Gli apostoli chiedono a Gesù di congedare la folla, perché si dia da fare e vada a comprarsi il pane (suppongono che la folla non andrà spontaneamente). Gesù non la manda via, ma insiste: voi stessi date loro da mangiare. Bello il preoccuparsi dei discepoli. Più bella ancora la provocazione di Gesù: dare senza calcolo, mettere in circolazione i cinque pani e i due pesci. Due mentalità a confronto: quella di Gesù e quella degli apostoli e… la nostra. “A noi, che preghiamo: «Dacci oggi il nostro pane quotidiano», il Signore risponde: «Voi date il vostro pane». «Dacci», noi invochiamo. «Donate», ribatte lui” (E. Ronchi). In questi giorni continuiamo ad assistere ad ondate di sbarchi di persone in fuga provenienti da paesi africani ed asiatici. Il problema è complesso ed ha tanti risvolti, ma ognuna di quelle persone è sorella e fratello. Mi piace ricordare come a Macerata Feltria la popolazione ha saputo vivere l’arrivo di quaranta migranti e come la nostra Caritas diocesana ne ha ospitato un gruppo nella casa di accoglienza a Secchiano.
+++
§ Richiesta
Rispondi a queste domande usando il brano sopra, una risposta per riga:
(a) Che cosa chiedono gli apostoli a Gesù riguardo alla folla?
(b) Quanti pani e quanti pesci vengono nominati?
(c) Dove la Caritas diocesana ha ospitato un gruppo di migranti?

§ Righe di dati
+++
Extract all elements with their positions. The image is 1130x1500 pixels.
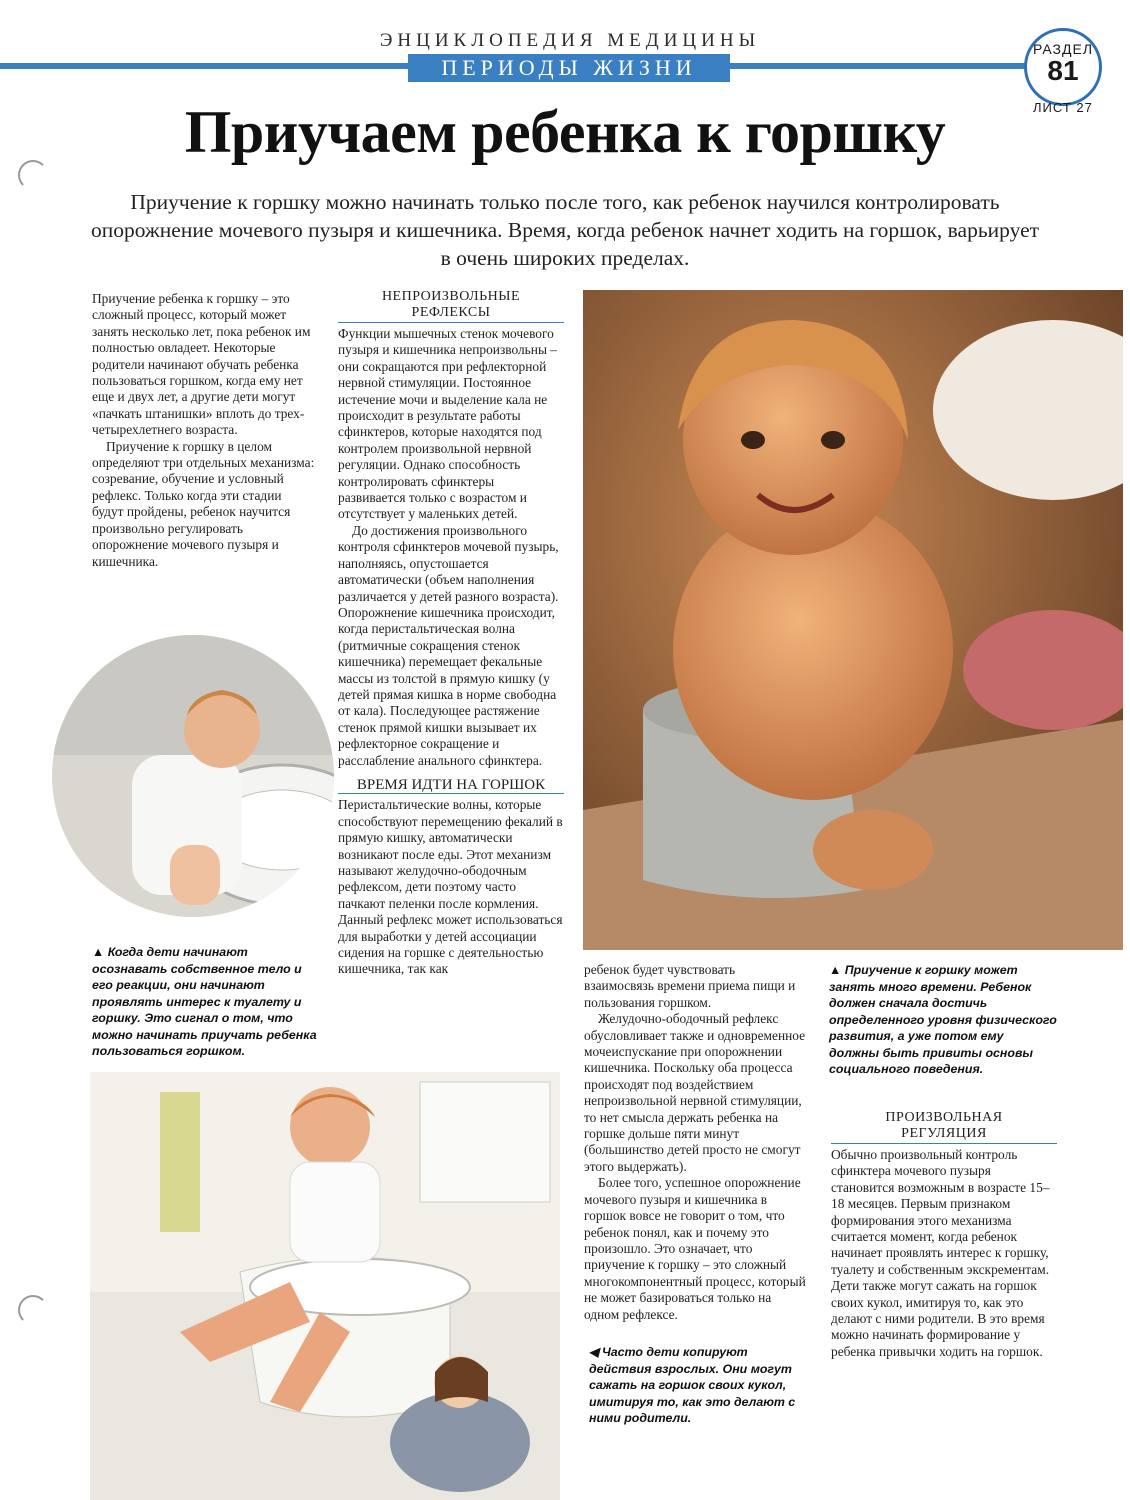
+++
§ Soluzione
(a) Di congedarla, perché vada a comprarsi il pane.
(b) Cinque pani e due pesci.
(c) Nella casa di accoglienza a Secchiano.